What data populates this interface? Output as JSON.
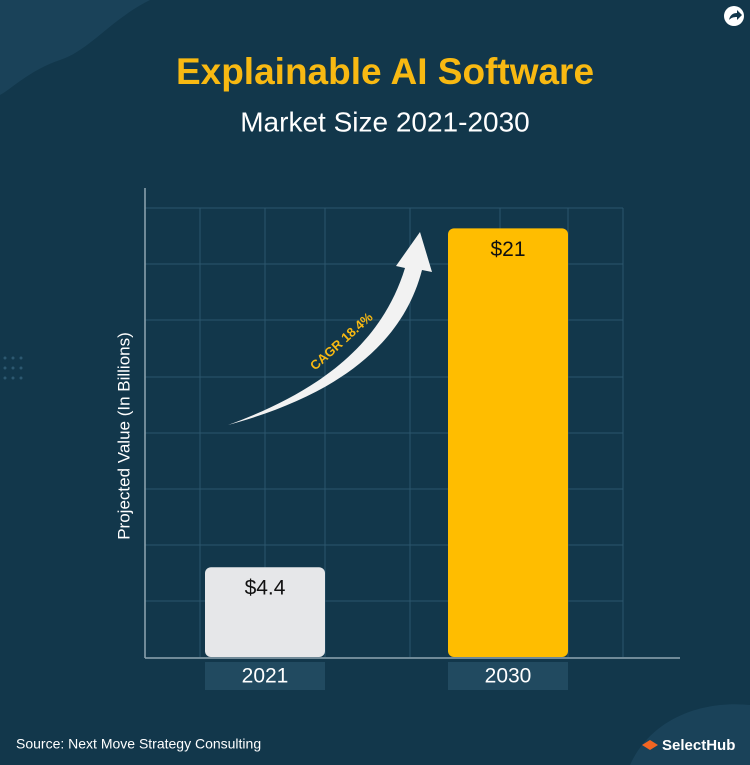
{
  "chart_data": {
    "type": "bar",
    "title": "Explainable AI Software",
    "subtitle": "Market Size 2021-2030",
    "y_label": "Projected Value (In Billions)",
    "annotation": "CAGR 18.4%",
    "categories": [
      "2021",
      "2030"
    ],
    "values": [
      4.4,
      21
    ],
    "value_labels": [
      "$4.4",
      "$21"
    ],
    "colors": [
      "#e6e7e9",
      "#ffbd00"
    ],
    "ylim": [
      0,
      22
    ],
    "source": "Source: Next Move Strategy Consulting",
    "brand": "SelectHub"
  }
}
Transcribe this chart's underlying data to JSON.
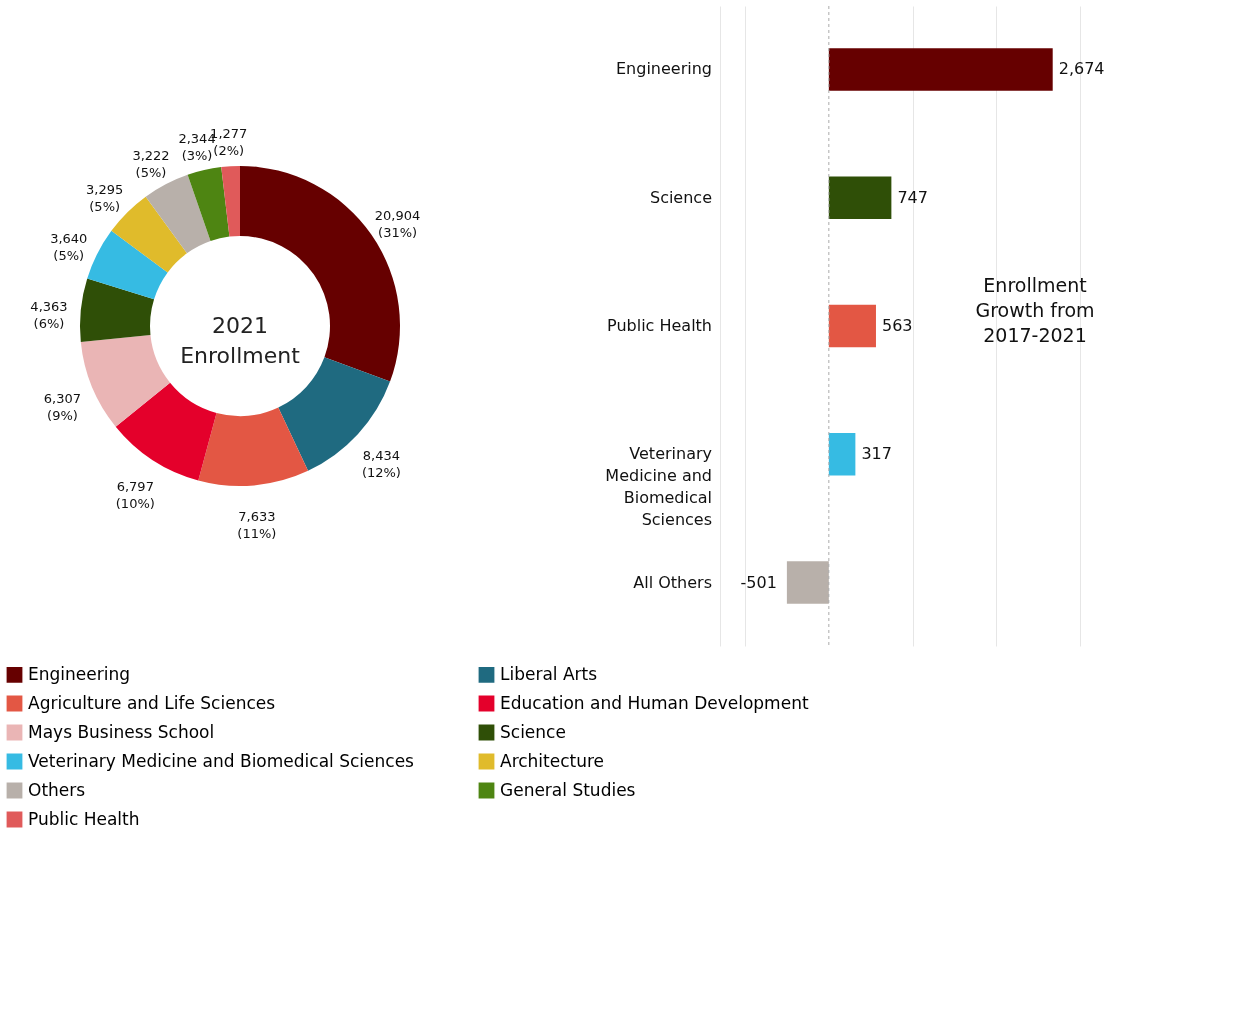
{
  "chart_data": [
    {
      "type": "donut",
      "title": "2021 Enrollment",
      "categories": [
        "Engineering",
        "Liberal Arts",
        "Agriculture and Life Sciences",
        "Education and Human Development",
        "Mays Business School",
        "Science",
        "Veterinary Medicine and Biomedical Sciences",
        "Architecture",
        "Others",
        "General Studies",
        "Public Health"
      ],
      "values": [
        20904,
        8434,
        7633,
        6797,
        6307,
        4363,
        3640,
        3295,
        3222,
        2344,
        1277
      ],
      "value_labels": [
        "20,904 (31%)",
        "8,434 (12%)",
        "7,633 (11%)",
        "6,797 (10%)",
        "6,307 (9%)",
        "4,363 (6%)",
        "3,640 (5%)",
        "3,295 (5%)",
        "3,222 (5%)",
        "2,344 (3%)",
        "1,277 (2%)"
      ],
      "colors": [
        "#660000",
        "#1f6a80",
        "#e35744",
        "#e4002b",
        "#eab5b5",
        "#2f4f07",
        "#36bbe3",
        "#e0bb2b",
        "#b8b0aa",
        "#4e8512",
        "#e05a5a"
      ],
      "legend": "bottom"
    },
    {
      "type": "bar",
      "orientation": "horizontal",
      "title": "Enrollment Growth from 2017-2021",
      "categories": [
        "Engineering",
        "Science",
        "Public Health",
        "Veterinary Medicine and Biomedical Sciences",
        "All Others"
      ],
      "values": [
        2674,
        747,
        563,
        317,
        -501
      ],
      "colors": [
        "#660000",
        "#2f4f07",
        "#e35744",
        "#36bbe3",
        "#b8b0aa"
      ],
      "value_labels": [
        "2,674",
        "747",
        "563",
        "317",
        "-501"
      ],
      "xlim": [
        -1300,
        3000
      ],
      "xticks": [
        {
          "value": -1300,
          "label": null
        },
        {
          "value": -1000,
          "label": null
        },
        {
          "value": 1000,
          "label": null
        },
        {
          "value": 2000,
          "label": null
        },
        {
          "value": 3000,
          "label": null
        }
      ],
      "grid": "x",
      "tick_labels": false,
      "ref_lines": [
        {
          "axis": "x",
          "value": 0,
          "line_style": "dashed",
          "color": "#aaaaaa"
        }
      ]
    }
  ]
}
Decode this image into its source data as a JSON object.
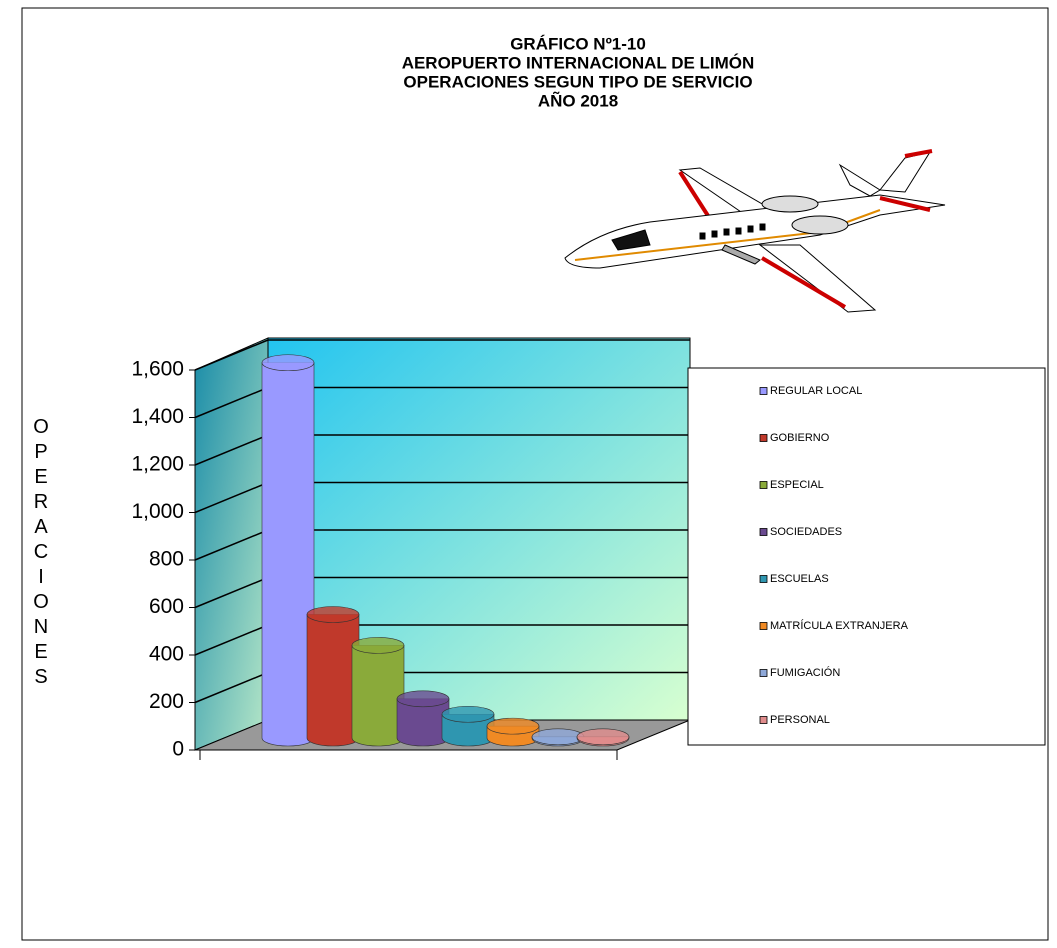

== == ==

Copy and report every line where the word "this" is present.

What data populates this interface? Output as JSON.
Transcribe this chart's underlying data to JSON.
Decode this image into its source data as a JSON object.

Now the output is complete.